**Exercise**: Provide a single number: the count of lines containing the string "this".

**Information given**:
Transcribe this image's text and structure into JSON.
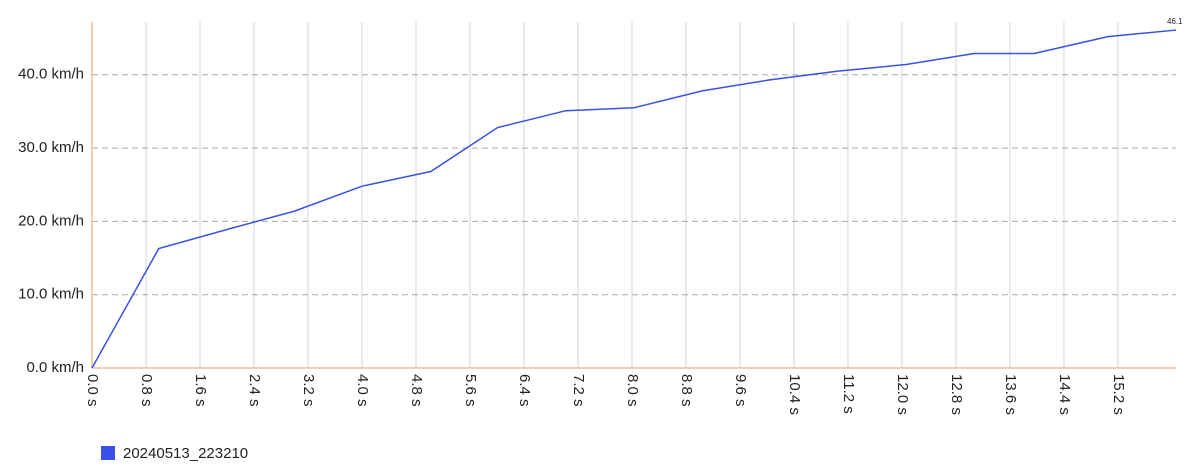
{
  "chart_data": {
    "type": "line",
    "x": [
      0,
      0.99,
      2.04,
      3.0,
      4.0,
      5.02,
      6.01,
      7.02,
      8.03,
      9.04,
      10.04,
      11.05,
      12.06,
      13.07,
      13.96,
      15.05,
      16.06
    ],
    "series": [
      {
        "name": "20240513_223210",
        "color": "#3a50e6",
        "values": [
          0,
          16.3,
          19.0,
          21.4,
          24.8,
          26.8,
          32.8,
          35.1,
          35.5,
          37.8,
          39.3,
          40.5,
          41.4,
          42.9,
          42.9,
          45.2,
          46.1
        ]
      }
    ],
    "xlim": [
      0,
      16.06
    ],
    "ylim": [
      0,
      47.2
    ],
    "xticks": [
      {
        "value": 0,
        "label": "0.0 s"
      },
      {
        "value": 0.8,
        "label": "0.8 s"
      },
      {
        "value": 1.6,
        "label": "1.6 s"
      },
      {
        "value": 2.4,
        "label": "2.4 s"
      },
      {
        "value": 3.2,
        "label": "3.2 s"
      },
      {
        "value": 4.0,
        "label": "4.0 s"
      },
      {
        "value": 4.8,
        "label": "4.8 s"
      },
      {
        "value": 5.6,
        "label": "5.6 s"
      },
      {
        "value": 6.4,
        "label": "6.4 s"
      },
      {
        "value": 7.2,
        "label": "7.2 s"
      },
      {
        "value": 8.0,
        "label": "8.0 s"
      },
      {
        "value": 8.8,
        "label": "8.8 s"
      },
      {
        "value": 9.6,
        "label": "9.6 s"
      },
      {
        "value": 10.4,
        "label": "10.4 s"
      },
      {
        "value": 11.2,
        "label": "11.2 s"
      },
      {
        "value": 12.0,
        "label": "12.0 s"
      },
      {
        "value": 12.8,
        "label": "12.8 s"
      },
      {
        "value": 13.6,
        "label": "13.6 s"
      },
      {
        "value": 14.4,
        "label": "14.4 s"
      },
      {
        "value": 15.2,
        "label": "15.2 s"
      }
    ],
    "yticks": [
      {
        "value": 0,
        "label": "0.0 km/h"
      },
      {
        "value": 10,
        "label": "10.0 km/h"
      },
      {
        "value": 20,
        "label": "20.0 km/h"
      },
      {
        "value": 30,
        "label": "30.0 km/h"
      },
      {
        "value": 40,
        "label": "40.0 km/h"
      }
    ],
    "grid": true,
    "legend": "bottom-left"
  }
}
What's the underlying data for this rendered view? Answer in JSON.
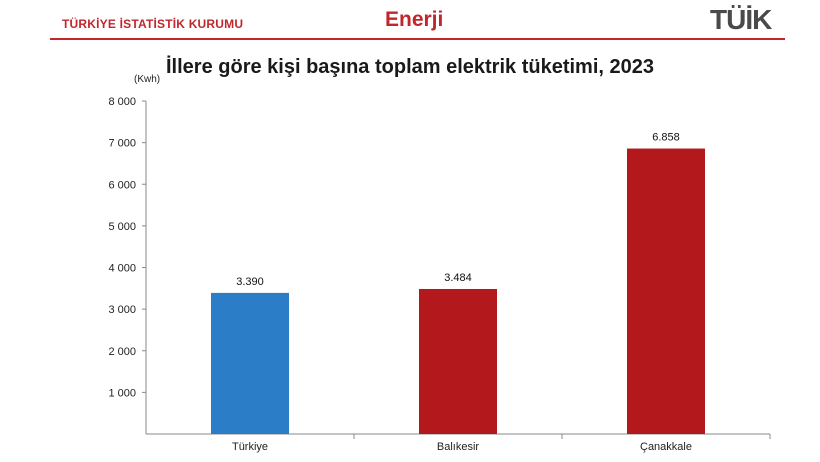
{
  "header": {
    "org": "TÜRKİYE İSTATİSTİK KURUMU",
    "section": "Enerji",
    "logo": "TÜİK"
  },
  "colors": {
    "accent": "#c0272d",
    "turkiye_bar": "#2a7dc6",
    "province_bar": "#b3191c"
  },
  "chart_data": {
    "type": "bar",
    "title": "İllere göre kişi başına toplam elektrik tüketimi, 2023",
    "unit": "(Kwh)",
    "categories": [
      "Türkiye",
      "Balıkesir",
      "Çanakkale"
    ],
    "values": [
      3390,
      3484,
      6858
    ],
    "data_labels": [
      "3.390",
      "3.484",
      "6.858"
    ],
    "bar_colors": [
      "#2a7dc6",
      "#b3191c",
      "#b3191c"
    ],
    "yticks": [
      1000,
      2000,
      3000,
      4000,
      5000,
      6000,
      7000,
      8000
    ],
    "ytick_labels": [
      "1 000",
      "2 000",
      "3 000",
      "4 000",
      "5 000",
      "6 000",
      "7 000",
      "8 000"
    ],
    "ylim": [
      0,
      8000
    ],
    "grid": false,
    "legend": "none"
  }
}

**Output below**: 2